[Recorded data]
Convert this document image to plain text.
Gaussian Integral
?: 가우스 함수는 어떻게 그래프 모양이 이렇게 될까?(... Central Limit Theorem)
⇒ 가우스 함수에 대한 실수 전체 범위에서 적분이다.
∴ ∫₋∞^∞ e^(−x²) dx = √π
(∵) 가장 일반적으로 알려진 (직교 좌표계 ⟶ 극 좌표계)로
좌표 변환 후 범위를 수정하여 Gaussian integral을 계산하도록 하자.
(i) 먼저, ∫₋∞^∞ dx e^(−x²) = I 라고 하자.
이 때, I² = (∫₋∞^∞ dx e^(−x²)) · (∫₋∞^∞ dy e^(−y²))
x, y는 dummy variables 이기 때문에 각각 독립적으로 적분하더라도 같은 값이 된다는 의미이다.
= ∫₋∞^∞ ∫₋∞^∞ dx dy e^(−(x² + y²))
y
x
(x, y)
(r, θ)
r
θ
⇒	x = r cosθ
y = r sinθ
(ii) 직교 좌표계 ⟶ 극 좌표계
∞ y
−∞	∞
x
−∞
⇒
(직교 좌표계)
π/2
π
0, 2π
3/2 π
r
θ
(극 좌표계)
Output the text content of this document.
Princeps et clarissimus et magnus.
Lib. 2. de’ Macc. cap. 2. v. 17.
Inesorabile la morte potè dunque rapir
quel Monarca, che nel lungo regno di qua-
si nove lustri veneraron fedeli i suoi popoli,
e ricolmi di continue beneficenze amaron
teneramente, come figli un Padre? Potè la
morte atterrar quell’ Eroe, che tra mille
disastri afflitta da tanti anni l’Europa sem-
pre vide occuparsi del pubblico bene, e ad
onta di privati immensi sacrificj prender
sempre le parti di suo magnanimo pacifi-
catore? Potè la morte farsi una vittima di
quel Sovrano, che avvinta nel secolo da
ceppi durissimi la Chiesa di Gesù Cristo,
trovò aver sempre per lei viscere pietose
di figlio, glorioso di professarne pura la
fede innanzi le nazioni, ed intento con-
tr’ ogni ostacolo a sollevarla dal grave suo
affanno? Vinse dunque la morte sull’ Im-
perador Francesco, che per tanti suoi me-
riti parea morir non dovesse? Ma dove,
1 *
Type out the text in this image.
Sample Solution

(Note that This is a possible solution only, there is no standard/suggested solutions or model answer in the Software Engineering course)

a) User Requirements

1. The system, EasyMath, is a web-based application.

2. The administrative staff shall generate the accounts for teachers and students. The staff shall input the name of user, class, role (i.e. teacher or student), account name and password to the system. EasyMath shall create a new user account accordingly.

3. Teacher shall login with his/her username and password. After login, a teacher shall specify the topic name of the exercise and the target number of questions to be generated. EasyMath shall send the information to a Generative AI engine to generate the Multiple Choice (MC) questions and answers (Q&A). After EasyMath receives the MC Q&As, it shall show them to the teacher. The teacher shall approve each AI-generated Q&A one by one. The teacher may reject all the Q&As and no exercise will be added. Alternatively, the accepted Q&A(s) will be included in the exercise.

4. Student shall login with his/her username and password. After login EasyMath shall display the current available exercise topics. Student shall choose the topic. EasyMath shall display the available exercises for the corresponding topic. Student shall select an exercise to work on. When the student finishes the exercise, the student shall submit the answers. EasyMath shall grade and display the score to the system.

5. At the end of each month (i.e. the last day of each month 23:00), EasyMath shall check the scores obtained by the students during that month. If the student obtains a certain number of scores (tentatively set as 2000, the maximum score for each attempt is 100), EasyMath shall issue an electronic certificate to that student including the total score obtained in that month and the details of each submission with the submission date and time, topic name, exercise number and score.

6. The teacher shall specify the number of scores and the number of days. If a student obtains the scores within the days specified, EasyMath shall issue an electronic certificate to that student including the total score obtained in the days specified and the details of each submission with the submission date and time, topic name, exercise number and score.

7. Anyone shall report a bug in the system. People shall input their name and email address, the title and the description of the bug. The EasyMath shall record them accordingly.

- **WHAT YOU HAVE TO DO**
Output the entries verbatim.

- **RESULT BELOW**
Convert this document image to plain text.
Gaussian Integral
?: 가우스 함수는 어떻게 그래프 모양이 이렇게 될까?(... Central Limit Theorem)
⇒ 가우스 함수에 대한 실수 전체 범위에서 적분이다.
∴ ∫₋∞^∞ e^(−x²) dx = √π
(∵) 가장 일반적으로 알려진 (직교 좌표계 ⟶ 극 좌표계)로
좌표 변환 후 범위를 수정하여 Gaussian integral을 계산하도록 하자.
(i) 먼저, ∫₋∞^∞ dx e^(−x²) = I 라고 하자.
이 때, I² = (∫₋∞^∞ dx e^(−x²)) · (∫₋∞^∞ dy e^(−y²))
x, y는 dummy variables 이기 때문에 각각 독립적으로 적분하더라도 같은 값이 된다는 의미이다.
= ∫₋∞^∞ ∫₋∞^∞ dx dy e^(−(x² + y²))
y
x
(x, y)
(r, θ)
r
θ
⇒	x = r cosθ
y = r sinθ
(ii) 직교 좌표계 ⟶ 극 좌표계
∞ y
−∞	∞
x
−∞
⇒
(직교 좌표계)
π/2
π
0, 2π
3/2 π
r
θ
(극 좌표계)
Output the text content of this document.
Princeps et clarissimus et magnus.
Lib. 2. de’ Macc. cap. 2. v. 17.
Inesorabile la morte potè dunque rapir
quel Monarca, che nel lungo regno di qua-
si nove lustri veneraron fedeli i suoi popoli,
e ricolmi di continue beneficenze amaron
teneramente, come figli un Padre? Potè la
morte atterrar quell’ Eroe, che tra mille
disastri afflitta da tanti anni l’Europa sem-
pre vide occuparsi del pubblico bene, e ad
onta di privati immensi sacrificj prender
sempre le parti di suo magnanimo pacifi-
catore? Potè la morte farsi una vittima di
quel Sovrano, che avvinta nel secolo da
ceppi durissimi la Chiesa di Gesù Cristo,
trovò aver sempre per lei viscere pietose
di figlio, glorioso di professarne pura la
fede innanzi le nazioni, ed intento con-
tr’ ogni ostacolo a sollevarla dal grave suo
affanno? Vinse dunque la morte sull’ Im-
perador Francesco, che per tanti suoi me-
riti parea morir non dovesse? Ma dove,
1 *
Type out the text in this image.
Sample Solution

(Note that This is a possible solution only, there is no standard/suggested solutions or model answer in the Software Engineering course)

a) User Requirements

1. The system, EasyMath, is a web-based application.

2. The administrative staff shall generate the accounts for teachers and students. The staff shall input the name of user, class, role (i.e. teacher or student), account name and password to the system. EasyMath shall create a new user account accordingly.

3. Teacher shall login with his/her username and password. After login, a teacher shall specify the topic name of the exercise and the target number of questions to be generated. EasyMath shall send the information to a Generative AI engine to generate the Multiple Choice (MC) questions and answers (Q&A). After EasyMath receives the MC Q&As, it shall show them to the teacher. The teacher shall approve each AI-generated Q&A one by one. The teacher may reject all the Q&As and no exercise will be added. Alternatively, the accepted Q&A(s) will be included in the exercise.

4. Student shall login with his/her username and password. After login EasyMath shall display the current available exercise topics. Student shall choose the topic. EasyMath shall display the available exercises for the corresponding topic. Student shall select an exercise to work on. When the student finishes the exercise, the student shall submit the answers. EasyMath shall grade and display the score to the system.

5. At the end of each month (i.e. the last day of each month 23:00), EasyMath shall check the scores obtained by the students during that month. If the student obtains a certain number of scores (tentatively set as 2000, the maximum score for each attempt is 100), EasyMath shall issue an electronic certificate to that student including the total score obtained in that month and the details of each submission with the submission date and time, topic name, exercise number and score.

6. The teacher shall specify the number of scores and the number of days. If a student obtains the scores within the days specified, EasyMath shall issue an electronic certificate to that student including the total score obtained in the days specified and the details of each submission with the submission date and time, topic name, exercise number and score.

7. Anyone shall report a bug in the system. People shall input their name and email address, the title and the description of the bug. The EasyMath shall record them accordingly.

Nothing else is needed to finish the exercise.